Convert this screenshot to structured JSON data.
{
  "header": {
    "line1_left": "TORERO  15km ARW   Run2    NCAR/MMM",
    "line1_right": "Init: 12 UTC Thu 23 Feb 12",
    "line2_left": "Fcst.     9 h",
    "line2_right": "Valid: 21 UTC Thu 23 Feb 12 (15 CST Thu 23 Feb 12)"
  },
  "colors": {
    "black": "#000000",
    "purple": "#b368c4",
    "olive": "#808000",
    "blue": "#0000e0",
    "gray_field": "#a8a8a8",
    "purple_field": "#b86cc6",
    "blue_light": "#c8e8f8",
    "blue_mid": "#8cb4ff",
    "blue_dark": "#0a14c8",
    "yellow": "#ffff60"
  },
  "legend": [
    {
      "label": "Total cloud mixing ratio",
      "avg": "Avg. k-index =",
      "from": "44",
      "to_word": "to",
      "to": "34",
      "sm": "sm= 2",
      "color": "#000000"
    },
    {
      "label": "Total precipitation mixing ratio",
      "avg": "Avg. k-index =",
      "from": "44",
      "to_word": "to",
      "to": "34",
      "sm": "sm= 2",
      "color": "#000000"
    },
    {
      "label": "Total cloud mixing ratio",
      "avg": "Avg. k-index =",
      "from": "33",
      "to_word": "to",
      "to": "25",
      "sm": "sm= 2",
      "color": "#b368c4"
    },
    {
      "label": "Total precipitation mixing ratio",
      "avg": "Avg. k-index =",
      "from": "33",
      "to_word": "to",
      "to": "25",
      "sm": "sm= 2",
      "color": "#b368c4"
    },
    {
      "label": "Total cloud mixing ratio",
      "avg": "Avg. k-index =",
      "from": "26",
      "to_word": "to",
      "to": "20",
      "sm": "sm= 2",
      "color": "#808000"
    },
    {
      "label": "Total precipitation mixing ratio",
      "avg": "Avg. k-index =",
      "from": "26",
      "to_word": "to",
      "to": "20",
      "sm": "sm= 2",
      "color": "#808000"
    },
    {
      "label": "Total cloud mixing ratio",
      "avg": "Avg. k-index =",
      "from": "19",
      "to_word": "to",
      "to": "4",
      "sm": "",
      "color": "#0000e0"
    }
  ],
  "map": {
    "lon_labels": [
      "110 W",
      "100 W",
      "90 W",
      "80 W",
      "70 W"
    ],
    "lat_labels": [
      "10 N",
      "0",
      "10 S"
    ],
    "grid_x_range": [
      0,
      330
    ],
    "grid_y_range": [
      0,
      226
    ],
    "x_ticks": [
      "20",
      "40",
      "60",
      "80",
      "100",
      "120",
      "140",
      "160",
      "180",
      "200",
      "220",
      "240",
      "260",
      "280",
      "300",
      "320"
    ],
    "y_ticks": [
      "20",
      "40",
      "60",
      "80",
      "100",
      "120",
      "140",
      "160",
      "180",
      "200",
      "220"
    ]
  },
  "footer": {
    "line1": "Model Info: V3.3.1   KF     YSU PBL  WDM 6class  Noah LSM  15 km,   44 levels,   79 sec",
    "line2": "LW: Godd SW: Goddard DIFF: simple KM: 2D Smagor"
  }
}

☆ ☆ ☆

**What is being asked**
Return all the data above once more, precisely as given.

**Task output**
Convert this screenshot to structured JSON data.
{
  "header": {
    "line1_left": "TORERO  15km ARW   Run2    NCAR/MMM",
    "line1_right": "Init: 12 UTC Thu 23 Feb 12",
    "line2_left": "Fcst.     9 h",
    "line2_right": "Valid: 21 UTC Thu 23 Feb 12 (15 CST Thu 23 Feb 12)"
  },
  "colors": {
    "black": "#000000",
    "purple": "#b368c4",
    "olive": "#808000",
    "blue": "#0000e0",
    "gray_field": "#a8a8a8",
    "purple_field": "#b86cc6",
    "blue_light": "#c8e8f8",
    "blue_mid": "#8cb4ff",
    "blue_dark": "#0a14c8",
    "yellow": "#ffff60"
  },
  "legend": [
    {
      "label": "Total cloud mixing ratio",
      "avg": "Avg. k-index =",
      "from": "44",
      "to_word": "to",
      "to": "34",
      "sm": "sm= 2",
      "color": "#000000"
    },
    {
      "label": "Total precipitation mixing ratio",
      "avg": "Avg. k-index =",
      "from": "44",
      "to_word": "to",
      "to": "34",
      "sm": "sm= 2",
      "color": "#000000"
    },
    {
      "label": "Total cloud mixing ratio",
      "avg": "Avg. k-index =",
      "from": "33",
      "to_word": "to",
      "to": "25",
      "sm": "sm= 2",
      "color": "#b368c4"
    },
    {
      "label": "Total precipitation mixing ratio",
      "avg": "Avg. k-index =",
      "from": "33",
      "to_word": "to",
      "to": "25",
      "sm": "sm= 2",
      "color": "#b368c4"
    },
    {
      "label": "Total cloud mixing ratio",
      "avg": "Avg. k-index =",
      "from": "26",
      "to_word": "to",
      "to": "20",
      "sm": "sm= 2",
      "color": "#808000"
    },
    {
      "label": "Total precipitation mixing ratio",
      "avg": "Avg. k-index =",
      "from": "26",
      "to_word": "to",
      "to": "20",
      "sm": "sm= 2",
      "color": "#808000"
    },
    {
      "label": "Total cloud mixing ratio",
      "avg": "Avg. k-index =",
      "from": "19",
      "to_word": "to",
      "to": "4",
      "sm": "",
      "color": "#0000e0"
    }
  ],
  "map": {
    "lon_labels": [
      "110 W",
      "100 W",
      "90 W",
      "80 W",
      "70 W"
    ],
    "lat_labels": [
      "10 N",
      "0",
      "10 S"
    ],
    "grid_x_range": [
      0,
      330
    ],
    "grid_y_range": [
      0,
      226
    ],
    "x_ticks": [
      "20",
      "40",
      "60",
      "80",
      "100",
      "120",
      "140",
      "160",
      "180",
      "200",
      "220",
      "240",
      "260",
      "280",
      "300",
      "320"
    ],
    "y_ticks": [
      "20",
      "40",
      "60",
      "80",
      "100",
      "120",
      "140",
      "160",
      "180",
      "200",
      "220"
    ]
  },
  "footer": {
    "line1": "Model Info: V3.3.1   KF     YSU PBL  WDM 6class  Noah LSM  15 km,   44 levels,   79 sec",
    "line2": "LW: Godd SW: Goddard DIFF: simple KM: 2D Smagor"
  }
}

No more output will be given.